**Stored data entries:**

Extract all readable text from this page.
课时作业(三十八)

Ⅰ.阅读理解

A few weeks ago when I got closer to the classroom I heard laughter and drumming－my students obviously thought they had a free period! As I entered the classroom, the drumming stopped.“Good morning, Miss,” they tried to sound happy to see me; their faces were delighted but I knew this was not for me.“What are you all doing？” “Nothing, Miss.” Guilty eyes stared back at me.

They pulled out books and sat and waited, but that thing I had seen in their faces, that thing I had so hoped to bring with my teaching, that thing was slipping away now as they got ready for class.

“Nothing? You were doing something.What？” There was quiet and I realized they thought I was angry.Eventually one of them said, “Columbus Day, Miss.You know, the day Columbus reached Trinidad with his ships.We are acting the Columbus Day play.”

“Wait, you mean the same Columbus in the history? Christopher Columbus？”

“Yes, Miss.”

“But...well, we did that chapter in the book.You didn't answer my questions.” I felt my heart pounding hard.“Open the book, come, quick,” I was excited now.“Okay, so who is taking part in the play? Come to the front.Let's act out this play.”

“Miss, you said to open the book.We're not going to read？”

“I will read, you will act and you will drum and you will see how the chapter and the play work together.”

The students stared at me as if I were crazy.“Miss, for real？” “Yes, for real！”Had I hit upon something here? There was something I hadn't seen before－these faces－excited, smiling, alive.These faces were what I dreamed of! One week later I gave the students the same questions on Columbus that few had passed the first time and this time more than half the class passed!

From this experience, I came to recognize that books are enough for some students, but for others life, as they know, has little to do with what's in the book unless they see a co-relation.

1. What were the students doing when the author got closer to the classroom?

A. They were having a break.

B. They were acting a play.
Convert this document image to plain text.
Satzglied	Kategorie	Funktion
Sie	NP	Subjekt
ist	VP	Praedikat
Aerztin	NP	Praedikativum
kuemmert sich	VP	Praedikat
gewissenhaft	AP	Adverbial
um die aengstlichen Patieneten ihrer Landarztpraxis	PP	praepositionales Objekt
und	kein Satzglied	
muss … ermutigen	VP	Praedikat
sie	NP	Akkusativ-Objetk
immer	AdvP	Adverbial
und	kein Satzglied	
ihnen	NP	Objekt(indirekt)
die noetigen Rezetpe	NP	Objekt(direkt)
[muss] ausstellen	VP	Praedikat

**TO DO:** Each line from the one containing "Convert this document image to plain text." to the final line of the entries above must be returned exactly, and no other line may appear.

**WRITTEN SOLUTION:**
Convert this document image to plain text.
Satzglied	Kategorie	Funktion
Sie	NP	Subjekt
ist	VP	Praedikat
Aerztin	NP	Praedikativum
kuemmert sich	VP	Praedikat
gewissenhaft	AP	Adverbial
um die aengstlichen Patieneten ihrer Landarztpraxis	PP	praepositionales Objekt
und	kein Satzglied	
muss … ermutigen	VP	Praedikat
sie	NP	Akkusativ-Objetk
immer	AdvP	Adverbial
und	kein Satzglied	
ihnen	NP	Objekt(indirekt)
die noetigen Rezetpe	NP	Objekt(direkt)
[muss] ausstellen	VP	Praedikat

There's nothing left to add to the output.